(Dataset rows about figures)

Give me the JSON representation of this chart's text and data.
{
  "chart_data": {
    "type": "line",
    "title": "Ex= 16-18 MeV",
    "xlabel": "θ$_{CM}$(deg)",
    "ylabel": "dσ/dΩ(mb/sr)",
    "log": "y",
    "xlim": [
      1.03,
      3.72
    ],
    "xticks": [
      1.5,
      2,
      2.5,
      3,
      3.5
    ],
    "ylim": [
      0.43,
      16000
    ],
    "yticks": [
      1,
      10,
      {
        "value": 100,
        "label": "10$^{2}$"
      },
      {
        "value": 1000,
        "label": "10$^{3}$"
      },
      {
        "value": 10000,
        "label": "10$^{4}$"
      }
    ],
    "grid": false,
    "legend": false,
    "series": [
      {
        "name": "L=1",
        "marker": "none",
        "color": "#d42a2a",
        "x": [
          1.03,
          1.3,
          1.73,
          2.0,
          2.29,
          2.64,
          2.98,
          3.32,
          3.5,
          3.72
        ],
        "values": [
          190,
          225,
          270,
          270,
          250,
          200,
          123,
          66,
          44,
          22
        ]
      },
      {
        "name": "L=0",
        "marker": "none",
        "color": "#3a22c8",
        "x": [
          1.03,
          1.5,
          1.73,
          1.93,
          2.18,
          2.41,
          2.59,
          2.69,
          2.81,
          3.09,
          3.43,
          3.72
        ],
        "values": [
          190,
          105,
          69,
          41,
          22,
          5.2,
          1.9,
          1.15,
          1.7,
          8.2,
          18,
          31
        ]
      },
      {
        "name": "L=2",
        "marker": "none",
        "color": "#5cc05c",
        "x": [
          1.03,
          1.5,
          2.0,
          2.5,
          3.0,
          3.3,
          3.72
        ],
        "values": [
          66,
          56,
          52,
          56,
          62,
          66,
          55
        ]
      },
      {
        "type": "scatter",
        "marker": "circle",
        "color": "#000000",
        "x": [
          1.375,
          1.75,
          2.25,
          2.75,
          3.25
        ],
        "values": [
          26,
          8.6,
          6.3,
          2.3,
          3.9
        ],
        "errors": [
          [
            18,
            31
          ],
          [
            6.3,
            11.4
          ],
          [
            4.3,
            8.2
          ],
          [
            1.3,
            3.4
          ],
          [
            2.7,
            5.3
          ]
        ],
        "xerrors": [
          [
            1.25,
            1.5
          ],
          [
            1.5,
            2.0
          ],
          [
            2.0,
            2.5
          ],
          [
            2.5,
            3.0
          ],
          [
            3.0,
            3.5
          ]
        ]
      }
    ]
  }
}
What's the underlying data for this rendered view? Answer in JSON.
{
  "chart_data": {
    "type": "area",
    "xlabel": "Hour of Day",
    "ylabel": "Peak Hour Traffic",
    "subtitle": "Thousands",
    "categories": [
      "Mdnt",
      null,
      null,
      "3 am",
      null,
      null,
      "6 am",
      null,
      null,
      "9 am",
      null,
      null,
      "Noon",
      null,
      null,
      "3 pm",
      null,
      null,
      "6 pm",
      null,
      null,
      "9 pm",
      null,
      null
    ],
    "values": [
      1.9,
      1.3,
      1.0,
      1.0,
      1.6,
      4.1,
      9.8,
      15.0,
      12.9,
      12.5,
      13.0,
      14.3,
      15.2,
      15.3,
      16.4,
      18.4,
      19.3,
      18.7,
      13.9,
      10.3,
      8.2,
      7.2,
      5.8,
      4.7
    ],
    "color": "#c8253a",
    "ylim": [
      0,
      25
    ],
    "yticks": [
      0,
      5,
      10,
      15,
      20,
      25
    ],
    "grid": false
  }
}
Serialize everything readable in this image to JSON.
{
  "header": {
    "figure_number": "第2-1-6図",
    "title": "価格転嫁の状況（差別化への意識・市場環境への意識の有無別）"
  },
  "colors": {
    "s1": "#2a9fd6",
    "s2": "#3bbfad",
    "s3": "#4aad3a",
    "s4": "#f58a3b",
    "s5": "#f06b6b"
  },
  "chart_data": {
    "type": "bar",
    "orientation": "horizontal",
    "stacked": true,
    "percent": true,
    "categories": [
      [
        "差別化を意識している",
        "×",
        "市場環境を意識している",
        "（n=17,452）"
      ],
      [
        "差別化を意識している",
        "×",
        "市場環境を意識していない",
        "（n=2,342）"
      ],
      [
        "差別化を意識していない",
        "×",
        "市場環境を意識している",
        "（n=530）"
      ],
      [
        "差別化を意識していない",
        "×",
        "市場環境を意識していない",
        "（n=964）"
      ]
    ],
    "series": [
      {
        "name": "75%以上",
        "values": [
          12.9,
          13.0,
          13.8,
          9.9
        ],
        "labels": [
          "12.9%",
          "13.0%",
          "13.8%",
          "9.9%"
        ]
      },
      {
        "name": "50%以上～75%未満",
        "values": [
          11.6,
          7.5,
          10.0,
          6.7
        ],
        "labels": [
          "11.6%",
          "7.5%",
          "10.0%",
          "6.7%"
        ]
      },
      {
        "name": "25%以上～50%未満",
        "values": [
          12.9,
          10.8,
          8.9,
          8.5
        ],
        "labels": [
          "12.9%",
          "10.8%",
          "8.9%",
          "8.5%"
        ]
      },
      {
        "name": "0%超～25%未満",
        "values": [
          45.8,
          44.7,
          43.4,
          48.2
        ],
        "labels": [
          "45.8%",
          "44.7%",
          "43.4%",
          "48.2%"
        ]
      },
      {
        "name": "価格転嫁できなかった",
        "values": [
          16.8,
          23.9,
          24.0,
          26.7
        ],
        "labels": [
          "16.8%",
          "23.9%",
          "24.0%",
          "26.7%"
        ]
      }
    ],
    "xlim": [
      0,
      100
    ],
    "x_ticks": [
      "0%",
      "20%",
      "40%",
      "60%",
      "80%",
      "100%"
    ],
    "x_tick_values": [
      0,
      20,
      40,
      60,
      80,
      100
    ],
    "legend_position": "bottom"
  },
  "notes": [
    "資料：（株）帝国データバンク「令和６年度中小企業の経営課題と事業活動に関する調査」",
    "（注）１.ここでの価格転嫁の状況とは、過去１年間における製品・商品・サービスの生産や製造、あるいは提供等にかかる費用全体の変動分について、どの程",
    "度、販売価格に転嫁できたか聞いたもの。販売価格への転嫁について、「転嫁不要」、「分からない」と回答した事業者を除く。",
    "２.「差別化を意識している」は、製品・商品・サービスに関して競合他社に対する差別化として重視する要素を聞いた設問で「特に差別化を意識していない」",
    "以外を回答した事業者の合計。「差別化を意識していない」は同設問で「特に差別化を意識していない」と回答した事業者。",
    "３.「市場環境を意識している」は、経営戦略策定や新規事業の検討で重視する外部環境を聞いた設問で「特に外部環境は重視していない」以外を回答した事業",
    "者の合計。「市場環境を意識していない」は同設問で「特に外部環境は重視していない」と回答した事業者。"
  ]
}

## Brief
Make a verbatim copy of every entry shown above.

## Output for this exercise
Give me the JSON representation of this chart's text and data.
{
  "chart_data": {
    "type": "line",
    "title": "Ex= 16-18 MeV",
    "xlabel": "θ$_{CM}$(deg)",
    "ylabel": "dσ/dΩ(mb/sr)",
    "log": "y",
    "xlim": [
      1.03,
      3.72
    ],
    "xticks": [
      1.5,
      2,
      2.5,
      3,
      3.5
    ],
    "ylim": [
      0.43,
      16000
    ],
    "yticks": [
      1,
      10,
      {
        "value": 100,
        "label": "10$^{2}$"
      },
      {
        "value": 1000,
        "label": "10$^{3}$"
      },
      {
        "value": 10000,
        "label": "10$^{4}$"
      }
    ],
    "grid": false,
    "legend": false,
    "series": [
      {
        "name": "L=1",
        "marker": "none",
        "color": "#d42a2a",
        "x": [
          1.03,
          1.3,
          1.73,
          2.0,
          2.29,
          2.64,
          2.98,
          3.32,
          3.5,
          3.72
        ],
        "values": [
          190,
          225,
          270,
          270,
          250,
          200,
          123,
          66,
          44,
          22
        ]
      },
      {
        "name": "L=0",
        "marker": "none",
        "color": "#3a22c8",
        "x": [
          1.03,
          1.5,
          1.73,
          1.93,
          2.18,
          2.41,
          2.59,
          2.69,
          2.81,
          3.09,
          3.43,
          3.72
        ],
        "values": [
          190,
          105,
          69,
          41,
          22,
          5.2,
          1.9,
          1.15,
          1.7,
          8.2,
          18,
          31
        ]
      },
      {
        "name": "L=2",
        "marker": "none",
        "color": "#5cc05c",
        "x": [
          1.03,
          1.5,
          2.0,
          2.5,
          3.0,
          3.3,
          3.72
        ],
        "values": [
          66,
          56,
          52,
          56,
          62,
          66,
          55
        ]
      },
      {
        "type": "scatter",
        "marker": "circle",
        "color": "#000000",
        "x": [
          1.375,
          1.75,
          2.25,
          2.75,
          3.25
        ],
        "values": [
          26,
          8.6,
          6.3,
          2.3,
          3.9
        ],
        "errors": [
          [
            18,
            31
          ],
          [
            6.3,
            11.4
          ],
          [
            4.3,
            8.2
          ],
          [
            1.3,
            3.4
          ],
          [
            2.7,
            5.3
          ]
        ],
        "xerrors": [
          [
            1.25,
            1.5
          ],
          [
            1.5,
            2.0
          ],
          [
            2.0,
            2.5
          ],
          [
            2.5,
            3.0
          ],
          [
            3.0,
            3.5
          ]
        ]
      }
    ]
  }
}
What's the underlying data for this rendered view? Answer in JSON.
{
  "chart_data": {
    "type": "area",
    "xlabel": "Hour of Day",
    "ylabel": "Peak Hour Traffic",
    "subtitle": "Thousands",
    "categories": [
      "Mdnt",
      null,
      null,
      "3 am",
      null,
      null,
      "6 am",
      null,
      null,
      "9 am",
      null,
      null,
      "Noon",
      null,
      null,
      "3 pm",
      null,
      null,
      "6 pm",
      null,
      null,
      "9 pm",
      null,
      null
    ],
    "values": [
      1.9,
      1.3,
      1.0,
      1.0,
      1.6,
      4.1,
      9.8,
      15.0,
      12.9,
      12.5,
      13.0,
      14.3,
      15.2,
      15.3,
      16.4,
      18.4,
      19.3,
      18.7,
      13.9,
      10.3,
      8.2,
      7.2,
      5.8,
      4.7
    ],
    "color": "#c8253a",
    "ylim": [
      0,
      25
    ],
    "yticks": [
      0,
      5,
      10,
      15,
      20,
      25
    ],
    "grid": false
  }
}
Serialize everything readable in this image to JSON.
{
  "header": {
    "figure_number": "第2-1-6図",
    "title": "価格転嫁の状況（差別化への意識・市場環境への意識の有無別）"
  },
  "colors": {
    "s1": "#2a9fd6",
    "s2": "#3bbfad",
    "s3": "#4aad3a",
    "s4": "#f58a3b",
    "s5": "#f06b6b"
  },
  "chart_data": {
    "type": "bar",
    "orientation": "horizontal",
    "stacked": true,
    "percent": true,
    "categories": [
      [
        "差別化を意識している",
        "×",
        "市場環境を意識している",
        "（n=17,452）"
      ],
      [
        "差別化を意識している",
        "×",
        "市場環境を意識していない",
        "（n=2,342）"
      ],
      [
        "差別化を意識していない",
        "×",
        "市場環境を意識している",
        "（n=530）"
      ],
      [
        "差別化を意識していない",
        "×",
        "市場環境を意識していない",
        "（n=964）"
      ]
    ],
    "series": [
      {
        "name": "75%以上",
        "values": [
          12.9,
          13.0,
          13.8,
          9.9
        ],
        "labels": [
          "12.9%",
          "13.0%",
          "13.8%",
          "9.9%"
        ]
      },
      {
        "name": "50%以上～75%未満",
        "values": [
          11.6,
          7.5,
          10.0,
          6.7
        ],
        "labels": [
          "11.6%",
          "7.5%",
          "10.0%",
          "6.7%"
        ]
      },
      {
        "name": "25%以上～50%未満",
        "values": [
          12.9,
          10.8,
          8.9,
          8.5
        ],
        "labels": [
          "12.9%",
          "10.8%",
          "8.9%",
          "8.5%"
        ]
      },
      {
        "name": "0%超～25%未満",
        "values": [
          45.8,
          44.7,
          43.4,
          48.2
        ],
        "labels": [
          "45.8%",
          "44.7%",
          "43.4%",
          "48.2%"
        ]
      },
      {
        "name": "価格転嫁できなかった",
        "values": [
          16.8,
          23.9,
          24.0,
          26.7
        ],
        "labels": [
          "16.8%",
          "23.9%",
          "24.0%",
          "26.7%"
        ]
      }
    ],
    "xlim": [
      0,
      100
    ],
    "x_ticks": [
      "0%",
      "20%",
      "40%",
      "60%",
      "80%",
      "100%"
    ],
    "x_tick_values": [
      0,
      20,
      40,
      60,
      80,
      100
    ],
    "legend_position": "bottom"
  },
  "notes": [
    "資料：（株）帝国データバンク「令和６年度中小企業の経営課題と事業活動に関する調査」",
    "（注）１.ここでの価格転嫁の状況とは、過去１年間における製品・商品・サービスの生産や製造、あるいは提供等にかかる費用全体の変動分について、どの程",
    "度、販売価格に転嫁できたか聞いたもの。販売価格への転嫁について、「転嫁不要」、「分からない」と回答した事業者を除く。",
    "２.「差別化を意識している」は、製品・商品・サービスに関して競合他社に対する差別化として重視する要素を聞いた設問で「特に差別化を意識していない」",
    "以外を回答した事業者の合計。「差別化を意識していない」は同設問で「特に差別化を意識していない」と回答した事業者。",
    "３.「市場環境を意識している」は、経営戦略策定や新規事業の検討で重視する外部環境を聞いた設問で「特に外部環境は重視していない」以外を回答した事業",
    "者の合計。「市場環境を意識していない」は同設問で「特に外部環境は重視していない」と回答した事業者。"
  ]
}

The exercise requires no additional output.